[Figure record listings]
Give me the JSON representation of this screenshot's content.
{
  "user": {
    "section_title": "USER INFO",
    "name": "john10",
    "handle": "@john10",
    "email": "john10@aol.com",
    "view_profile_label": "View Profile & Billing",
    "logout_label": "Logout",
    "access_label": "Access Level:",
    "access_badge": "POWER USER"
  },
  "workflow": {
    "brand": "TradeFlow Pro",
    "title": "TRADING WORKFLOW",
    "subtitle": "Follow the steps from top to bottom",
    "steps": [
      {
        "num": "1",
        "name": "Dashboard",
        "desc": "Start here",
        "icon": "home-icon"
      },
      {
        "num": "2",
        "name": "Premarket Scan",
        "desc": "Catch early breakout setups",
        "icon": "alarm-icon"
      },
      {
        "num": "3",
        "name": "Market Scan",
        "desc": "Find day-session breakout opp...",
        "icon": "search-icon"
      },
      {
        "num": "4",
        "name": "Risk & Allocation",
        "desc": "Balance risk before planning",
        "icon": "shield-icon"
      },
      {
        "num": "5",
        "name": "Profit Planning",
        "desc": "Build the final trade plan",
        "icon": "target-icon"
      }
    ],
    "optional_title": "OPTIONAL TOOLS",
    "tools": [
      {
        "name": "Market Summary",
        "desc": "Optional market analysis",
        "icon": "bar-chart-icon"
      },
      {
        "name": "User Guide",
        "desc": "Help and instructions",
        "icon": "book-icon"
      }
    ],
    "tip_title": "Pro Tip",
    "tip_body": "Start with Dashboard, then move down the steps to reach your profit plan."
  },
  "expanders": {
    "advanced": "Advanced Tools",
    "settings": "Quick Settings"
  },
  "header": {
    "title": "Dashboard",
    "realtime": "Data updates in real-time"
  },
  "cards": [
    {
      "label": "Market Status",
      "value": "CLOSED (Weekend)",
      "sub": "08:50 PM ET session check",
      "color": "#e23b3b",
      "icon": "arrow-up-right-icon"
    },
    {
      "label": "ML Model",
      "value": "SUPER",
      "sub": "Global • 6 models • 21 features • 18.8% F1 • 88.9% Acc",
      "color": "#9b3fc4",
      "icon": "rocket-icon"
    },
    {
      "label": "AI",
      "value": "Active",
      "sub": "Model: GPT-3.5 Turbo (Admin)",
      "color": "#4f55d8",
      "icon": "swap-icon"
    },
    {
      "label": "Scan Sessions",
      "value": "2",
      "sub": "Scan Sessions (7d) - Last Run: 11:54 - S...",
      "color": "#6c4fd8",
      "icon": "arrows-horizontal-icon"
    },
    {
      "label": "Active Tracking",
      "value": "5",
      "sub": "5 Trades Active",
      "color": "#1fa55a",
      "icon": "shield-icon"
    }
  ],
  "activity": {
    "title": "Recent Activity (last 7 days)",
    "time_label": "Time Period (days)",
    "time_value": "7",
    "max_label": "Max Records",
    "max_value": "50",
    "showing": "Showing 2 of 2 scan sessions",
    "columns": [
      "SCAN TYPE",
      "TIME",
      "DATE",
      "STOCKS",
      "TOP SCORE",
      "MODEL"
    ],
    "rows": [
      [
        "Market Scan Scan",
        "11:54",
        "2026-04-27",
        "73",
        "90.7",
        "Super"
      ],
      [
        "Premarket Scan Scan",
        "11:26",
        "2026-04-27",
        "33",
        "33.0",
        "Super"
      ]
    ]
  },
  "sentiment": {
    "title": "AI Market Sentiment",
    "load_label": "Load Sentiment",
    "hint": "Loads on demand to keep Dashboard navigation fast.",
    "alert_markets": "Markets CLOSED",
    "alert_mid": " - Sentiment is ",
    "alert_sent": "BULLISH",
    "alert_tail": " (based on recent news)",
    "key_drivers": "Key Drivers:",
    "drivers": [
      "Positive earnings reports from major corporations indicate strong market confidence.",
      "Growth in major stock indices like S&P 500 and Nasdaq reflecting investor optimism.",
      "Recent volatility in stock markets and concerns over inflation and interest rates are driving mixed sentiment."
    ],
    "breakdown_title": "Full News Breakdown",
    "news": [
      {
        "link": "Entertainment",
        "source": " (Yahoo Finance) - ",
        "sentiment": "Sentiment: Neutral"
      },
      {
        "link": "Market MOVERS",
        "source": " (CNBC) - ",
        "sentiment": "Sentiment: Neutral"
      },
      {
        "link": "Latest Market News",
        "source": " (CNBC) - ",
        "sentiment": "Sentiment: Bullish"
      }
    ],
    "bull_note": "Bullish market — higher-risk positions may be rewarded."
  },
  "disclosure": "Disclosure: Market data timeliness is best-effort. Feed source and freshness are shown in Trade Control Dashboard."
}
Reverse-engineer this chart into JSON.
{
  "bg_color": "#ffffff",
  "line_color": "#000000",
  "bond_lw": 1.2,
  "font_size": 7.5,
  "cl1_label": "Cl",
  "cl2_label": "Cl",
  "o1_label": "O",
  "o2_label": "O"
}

- **INSTRUCTIONS FOR THE TASK**:
Reproduce the full set of records precisely.

- **EXERCISE RESPONSE**:
Give me the JSON representation of this screenshot's content.
{
  "user": {
    "section_title": "USER INFO",
    "name": "john10",
    "handle": "@john10",
    "email": "john10@aol.com",
    "view_profile_label": "View Profile & Billing",
    "logout_label": "Logout",
    "access_label": "Access Level:",
    "access_badge": "POWER USER"
  },
  "workflow": {
    "brand": "TradeFlow Pro",
    "title": "TRADING WORKFLOW",
    "subtitle": "Follow the steps from top to bottom",
    "steps": [
      {
        "num": "1",
        "name": "Dashboard",
        "desc": "Start here",
        "icon": "home-icon"
      },
      {
        "num": "2",
        "name": "Premarket Scan",
        "desc": "Catch early breakout setups",
        "icon": "alarm-icon"
      },
      {
        "num": "3",
        "name": "Market Scan",
        "desc": "Find day-session breakout opp...",
        "icon": "search-icon"
      },
      {
        "num": "4",
        "name": "Risk & Allocation",
        "desc": "Balance risk before planning",
        "icon": "shield-icon"
      },
      {
        "num": "5",
        "name": "Profit Planning",
        "desc": "Build the final trade plan",
        "icon": "target-icon"
      }
    ],
    "optional_title": "OPTIONAL TOOLS",
    "tools": [
      {
        "name": "Market Summary",
        "desc": "Optional market analysis",
        "icon": "bar-chart-icon"
      },
      {
        "name": "User Guide",
        "desc": "Help and instructions",
        "icon": "book-icon"
      }
    ],
    "tip_title": "Pro Tip",
    "tip_body": "Start with Dashboard, then move down the steps to reach your profit plan."
  },
  "expanders": {
    "advanced": "Advanced Tools",
    "settings": "Quick Settings"
  },
  "header": {
    "title": "Dashboard",
    "realtime": "Data updates in real-time"
  },
  "cards": [
    {
      "label": "Market Status",
      "value": "CLOSED (Weekend)",
      "sub": "08:50 PM ET session check",
      "color": "#e23b3b",
      "icon": "arrow-up-right-icon"
    },
    {
      "label": "ML Model",
      "value": "SUPER",
      "sub": "Global • 6 models • 21 features • 18.8% F1 • 88.9% Acc",
      "color": "#9b3fc4",
      "icon": "rocket-icon"
    },
    {
      "label": "AI",
      "value": "Active",
      "sub": "Model: GPT-3.5 Turbo (Admin)",
      "color": "#4f55d8",
      "icon": "swap-icon"
    },
    {
      "label": "Scan Sessions",
      "value": "2",
      "sub": "Scan Sessions (7d) - Last Run: 11:54 - S...",
      "color": "#6c4fd8",
      "icon": "arrows-horizontal-icon"
    },
    {
      "label": "Active Tracking",
      "value": "5",
      "sub": "5 Trades Active",
      "color": "#1fa55a",
      "icon": "shield-icon"
    }
  ],
  "activity": {
    "title": "Recent Activity (last 7 days)",
    "time_label": "Time Period (days)",
    "time_value": "7",
    "max_label": "Max Records",
    "max_value": "50",
    "showing": "Showing 2 of 2 scan sessions",
    "columns": [
      "SCAN TYPE",
      "TIME",
      "DATE",
      "STOCKS",
      "TOP SCORE",
      "MODEL"
    ],
    "rows": [
      [
        "Market Scan Scan",
        "11:54",
        "2026-04-27",
        "73",
        "90.7",
        "Super"
      ],
      [
        "Premarket Scan Scan",
        "11:26",
        "2026-04-27",
        "33",
        "33.0",
        "Super"
      ]
    ]
  },
  "sentiment": {
    "title": "AI Market Sentiment",
    "load_label": "Load Sentiment",
    "hint": "Loads on demand to keep Dashboard navigation fast.",
    "alert_markets": "Markets CLOSED",
    "alert_mid": " - Sentiment is ",
    "alert_sent": "BULLISH",
    "alert_tail": " (based on recent news)",
    "key_drivers": "Key Drivers:",
    "drivers": [
      "Positive earnings reports from major corporations indicate strong market confidence.",
      "Growth in major stock indices like S&P 500 and Nasdaq reflecting investor optimism.",
      "Recent volatility in stock markets and concerns over inflation and interest rates are driving mixed sentiment."
    ],
    "breakdown_title": "Full News Breakdown",
    "news": [
      {
        "link": "Entertainment",
        "source": " (Yahoo Finance) - ",
        "sentiment": "Sentiment: Neutral"
      },
      {
        "link": "Market MOVERS",
        "source": " (CNBC) - ",
        "sentiment": "Sentiment: Neutral"
      },
      {
        "link": "Latest Market News",
        "source": " (CNBC) - ",
        "sentiment": "Sentiment: Bullish"
      }
    ],
    "bull_note": "Bullish market — higher-risk positions may be rewarded."
  },
  "disclosure": "Disclosure: Market data timeliness is best-effort. Feed source and freshness are shown in Trade Control Dashboard."
}
Reverse-engineer this chart into JSON.
{
  "bg_color": "#ffffff",
  "line_color": "#000000",
  "bond_lw": 1.2,
  "font_size": 7.5,
  "cl1_label": "Cl",
  "cl2_label": "Cl",
  "o1_label": "O",
  "o2_label": "O"
}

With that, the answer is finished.